WHAT TO DO
Give the material again in full, matching it exactly.

DATA TO PROCESS
■ ■ ■ ■

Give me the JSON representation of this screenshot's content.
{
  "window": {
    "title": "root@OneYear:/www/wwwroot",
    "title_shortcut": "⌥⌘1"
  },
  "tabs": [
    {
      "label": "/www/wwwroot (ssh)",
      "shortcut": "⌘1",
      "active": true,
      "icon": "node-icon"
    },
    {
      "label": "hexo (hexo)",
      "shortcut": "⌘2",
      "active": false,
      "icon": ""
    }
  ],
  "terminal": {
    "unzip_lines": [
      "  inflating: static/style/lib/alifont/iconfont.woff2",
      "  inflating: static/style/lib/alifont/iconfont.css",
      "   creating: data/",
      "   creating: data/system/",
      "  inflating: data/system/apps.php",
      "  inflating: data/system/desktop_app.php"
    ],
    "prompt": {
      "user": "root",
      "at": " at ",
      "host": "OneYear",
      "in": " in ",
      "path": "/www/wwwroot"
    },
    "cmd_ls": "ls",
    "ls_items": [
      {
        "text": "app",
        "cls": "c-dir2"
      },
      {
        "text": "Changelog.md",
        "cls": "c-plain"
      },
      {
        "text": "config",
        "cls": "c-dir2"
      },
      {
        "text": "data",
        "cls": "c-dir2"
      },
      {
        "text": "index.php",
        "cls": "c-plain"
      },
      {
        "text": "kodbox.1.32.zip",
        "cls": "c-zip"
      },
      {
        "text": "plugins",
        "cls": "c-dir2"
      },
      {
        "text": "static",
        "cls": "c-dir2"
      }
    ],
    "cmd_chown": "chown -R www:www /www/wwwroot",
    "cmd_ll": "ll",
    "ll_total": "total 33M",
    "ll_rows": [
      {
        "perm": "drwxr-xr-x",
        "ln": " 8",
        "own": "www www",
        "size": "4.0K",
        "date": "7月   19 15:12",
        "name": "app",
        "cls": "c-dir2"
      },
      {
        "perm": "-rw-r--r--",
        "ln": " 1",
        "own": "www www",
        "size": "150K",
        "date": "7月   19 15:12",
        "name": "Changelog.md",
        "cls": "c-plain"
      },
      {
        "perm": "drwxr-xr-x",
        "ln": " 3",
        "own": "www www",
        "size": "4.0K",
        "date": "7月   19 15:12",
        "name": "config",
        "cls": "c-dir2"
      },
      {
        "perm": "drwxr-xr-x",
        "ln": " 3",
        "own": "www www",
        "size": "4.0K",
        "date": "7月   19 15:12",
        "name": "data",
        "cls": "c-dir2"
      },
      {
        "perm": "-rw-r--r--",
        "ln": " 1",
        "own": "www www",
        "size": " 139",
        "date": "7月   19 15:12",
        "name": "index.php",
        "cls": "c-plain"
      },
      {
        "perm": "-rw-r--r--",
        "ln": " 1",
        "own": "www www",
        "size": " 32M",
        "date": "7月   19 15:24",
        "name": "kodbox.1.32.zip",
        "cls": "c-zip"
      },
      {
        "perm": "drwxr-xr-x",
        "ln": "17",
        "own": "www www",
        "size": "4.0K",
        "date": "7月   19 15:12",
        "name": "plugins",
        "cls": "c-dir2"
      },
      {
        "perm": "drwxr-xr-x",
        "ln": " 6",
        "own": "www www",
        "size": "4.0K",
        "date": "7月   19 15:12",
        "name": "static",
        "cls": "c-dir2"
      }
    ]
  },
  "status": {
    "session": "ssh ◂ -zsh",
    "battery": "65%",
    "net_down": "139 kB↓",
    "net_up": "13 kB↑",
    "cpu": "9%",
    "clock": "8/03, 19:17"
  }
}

■ ■ ■ ■

ANSWER FOR THIS EXERCISE
Give me the JSON representation of this screenshot's content.
{
  "window": {
    "title": "root@OneYear:/www/wwwroot",
    "title_shortcut": "⌥⌘1"
  },
  "tabs": [
    {
      "label": "/www/wwwroot (ssh)",
      "shortcut": "⌘1",
      "active": true,
      "icon": "node-icon"
    },
    {
      "label": "hexo (hexo)",
      "shortcut": "⌘2",
      "active": false,
      "icon": ""
    }
  ],
  "terminal": {
    "unzip_lines": [
      "  inflating: static/style/lib/alifont/iconfont.woff2",
      "  inflating: static/style/lib/alifont/iconfont.css",
      "   creating: data/",
      "   creating: data/system/",
      "  inflating: data/system/apps.php",
      "  inflating: data/system/desktop_app.php"
    ],
    "prompt": {
      "user": "root",
      "at": " at ",
      "host": "OneYear",
      "in": " in ",
      "path": "/www/wwwroot"
    },
    "cmd_ls": "ls",
    "ls_items": [
      {
        "text": "app",
        "cls": "c-dir2"
      },
      {
        "text": "Changelog.md",
        "cls": "c-plain"
      },
      {
        "text": "config",
        "cls": "c-dir2"
      },
      {
        "text": "data",
        "cls": "c-dir2"
      },
      {
        "text": "index.php",
        "cls": "c-plain"
      },
      {
        "text": "kodbox.1.32.zip",
        "cls": "c-zip"
      },
      {
        "text": "plugins",
        "cls": "c-dir2"
      },
      {
        "text": "static",
        "cls": "c-dir2"
      }
    ],
    "cmd_chown": "chown -R www:www /www/wwwroot",
    "cmd_ll": "ll",
    "ll_total": "total 33M",
    "ll_rows": [
      {
        "perm": "drwxr-xr-x",
        "ln": " 8",
        "own": "www www",
        "size": "4.0K",
        "date": "7月   19 15:12",
        "name": "app",
        "cls": "c-dir2"
      },
      {
        "perm": "-rw-r--r--",
        "ln": " 1",
        "own": "www www",
        "size": "150K",
        "date": "7月   19 15:12",
        "name": "Changelog.md",
        "cls": "c-plain"
      },
      {
        "perm": "drwxr-xr-x",
        "ln": " 3",
        "own": "www www",
        "size": "4.0K",
        "date": "7月   19 15:12",
        "name": "config",
        "cls": "c-dir2"
      },
      {
        "perm": "drwxr-xr-x",
        "ln": " 3",
        "own": "www www",
        "size": "4.0K",
        "date": "7月   19 15:12",
        "name": "data",
        "cls": "c-dir2"
      },
      {
        "perm": "-rw-r--r--",
        "ln": " 1",
        "own": "www www",
        "size": " 139",
        "date": "7月   19 15:12",
        "name": "index.php",
        "cls": "c-plain"
      },
      {
        "perm": "-rw-r--r--",
        "ln": " 1",
        "own": "www www",
        "size": " 32M",
        "date": "7月   19 15:24",
        "name": "kodbox.1.32.zip",
        "cls": "c-zip"
      },
      {
        "perm": "drwxr-xr-x",
        "ln": "17",
        "own": "www www",
        "size": "4.0K",
        "date": "7月   19 15:12",
        "name": "plugins",
        "cls": "c-dir2"
      },
      {
        "perm": "drwxr-xr-x",
        "ln": " 6",
        "own": "www www",
        "size": "4.0K",
        "date": "7月   19 15:12",
        "name": "static",
        "cls": "c-dir2"
      }
    ]
  },
  "status": {
    "session": "ssh ◂ -zsh",
    "battery": "65%",
    "net_down": "139 kB↓",
    "net_up": "13 kB↑",
    "cpu": "9%",
    "clock": "8/03, 19:17"
  }
}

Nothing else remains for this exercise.